# EXERCISE DIRECTIONS
Copy out the entries exactly, from the first line to the last.

# EXCERPTED DATA
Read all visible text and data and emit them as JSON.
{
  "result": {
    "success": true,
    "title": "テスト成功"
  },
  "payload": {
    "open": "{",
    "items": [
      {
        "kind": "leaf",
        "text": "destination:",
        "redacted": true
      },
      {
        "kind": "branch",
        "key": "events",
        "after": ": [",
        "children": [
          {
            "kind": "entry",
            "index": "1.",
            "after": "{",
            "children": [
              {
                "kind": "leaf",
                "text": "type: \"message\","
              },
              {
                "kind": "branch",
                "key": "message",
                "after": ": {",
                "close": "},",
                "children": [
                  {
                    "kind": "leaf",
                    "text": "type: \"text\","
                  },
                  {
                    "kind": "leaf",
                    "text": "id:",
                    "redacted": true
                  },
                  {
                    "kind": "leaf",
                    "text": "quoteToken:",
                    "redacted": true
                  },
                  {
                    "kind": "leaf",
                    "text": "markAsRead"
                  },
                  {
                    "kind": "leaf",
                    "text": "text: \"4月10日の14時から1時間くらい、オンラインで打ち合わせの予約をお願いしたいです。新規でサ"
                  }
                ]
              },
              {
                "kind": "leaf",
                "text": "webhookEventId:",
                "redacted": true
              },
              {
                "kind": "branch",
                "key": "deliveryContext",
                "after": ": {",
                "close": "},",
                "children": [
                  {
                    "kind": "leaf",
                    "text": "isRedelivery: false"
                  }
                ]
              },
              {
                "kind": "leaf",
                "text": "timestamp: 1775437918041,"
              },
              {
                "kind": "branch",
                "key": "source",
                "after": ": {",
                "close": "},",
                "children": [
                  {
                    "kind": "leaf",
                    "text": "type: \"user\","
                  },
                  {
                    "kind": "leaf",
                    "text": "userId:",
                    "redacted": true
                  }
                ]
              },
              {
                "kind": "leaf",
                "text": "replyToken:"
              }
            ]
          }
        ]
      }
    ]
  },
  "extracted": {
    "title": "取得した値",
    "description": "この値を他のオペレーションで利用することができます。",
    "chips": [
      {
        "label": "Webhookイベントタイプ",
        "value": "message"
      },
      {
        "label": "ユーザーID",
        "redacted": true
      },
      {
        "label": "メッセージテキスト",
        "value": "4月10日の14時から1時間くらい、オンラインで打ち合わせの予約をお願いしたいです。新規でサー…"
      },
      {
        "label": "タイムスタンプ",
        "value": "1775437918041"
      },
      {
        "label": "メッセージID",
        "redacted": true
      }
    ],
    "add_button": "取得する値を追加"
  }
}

# OUTPUT FOR THIS TASK
Read all visible text and data and emit them as JSON.
{
  "result": {
    "success": true,
    "title": "テスト成功"
  },
  "payload": {
    "open": "{",
    "items": [
      {
        "kind": "leaf",
        "text": "destination:",
        "redacted": true
      },
      {
        "kind": "branch",
        "key": "events",
        "after": ": [",
        "children": [
          {
            "kind": "entry",
            "index": "1.",
            "after": "{",
            "children": [
              {
                "kind": "leaf",
                "text": "type: \"message\","
              },
              {
                "kind": "branch",
                "key": "message",
                "after": ": {",
                "close": "},",
                "children": [
                  {
                    "kind": "leaf",
                    "text": "type: \"text\","
                  },
                  {
                    "kind": "leaf",
                    "text": "id:",
                    "redacted": true
                  },
                  {
                    "kind": "leaf",
                    "text": "quoteToken:",
                    "redacted": true
                  },
                  {
                    "kind": "leaf",
                    "text": "markAsRead"
                  },
                  {
                    "kind": "leaf",
                    "text": "text: \"4月10日の14時から1時間くらい、オンラインで打ち合わせの予約をお願いしたいです。新規でサ"
                  }
                ]
              },
              {
                "kind": "leaf",
                "text": "webhookEventId:",
                "redacted": true
              },
              {
                "kind": "branch",
                "key": "deliveryContext",
                "after": ": {",
                "close": "},",
                "children": [
                  {
                    "kind": "leaf",
                    "text": "isRedelivery: false"
                  }
                ]
              },
              {
                "kind": "leaf",
                "text": "timestamp: 1775437918041,"
              },
              {
                "kind": "branch",
                "key": "source",
                "after": ": {",
                "close": "},",
                "children": [
                  {
                    "kind": "leaf",
                    "text": "type: \"user\","
                  },
                  {
                    "kind": "leaf",
                    "text": "userId:",
                    "redacted": true
                  }
                ]
              },
              {
                "kind": "leaf",
                "text": "replyToken:"
              }
            ]
          }
        ]
      }
    ]
  },
  "extracted": {
    "title": "取得した値",
    "description": "この値を他のオペレーションで利用することができます。",
    "chips": [
      {
        "label": "Webhookイベントタイプ",
        "value": "message"
      },
      {
        "label": "ユーザーID",
        "redacted": true
      },
      {
        "label": "メッセージテキスト",
        "value": "4月10日の14時から1時間くらい、オンラインで打ち合わせの予約をお願いしたいです。新規でサー…"
      },
      {
        "label": "タイムスタンプ",
        "value": "1775437918041"
      },
      {
        "label": "メッセージID",
        "redacted": true
      }
    ],
    "add_button": "取得する値を追加"
  }
}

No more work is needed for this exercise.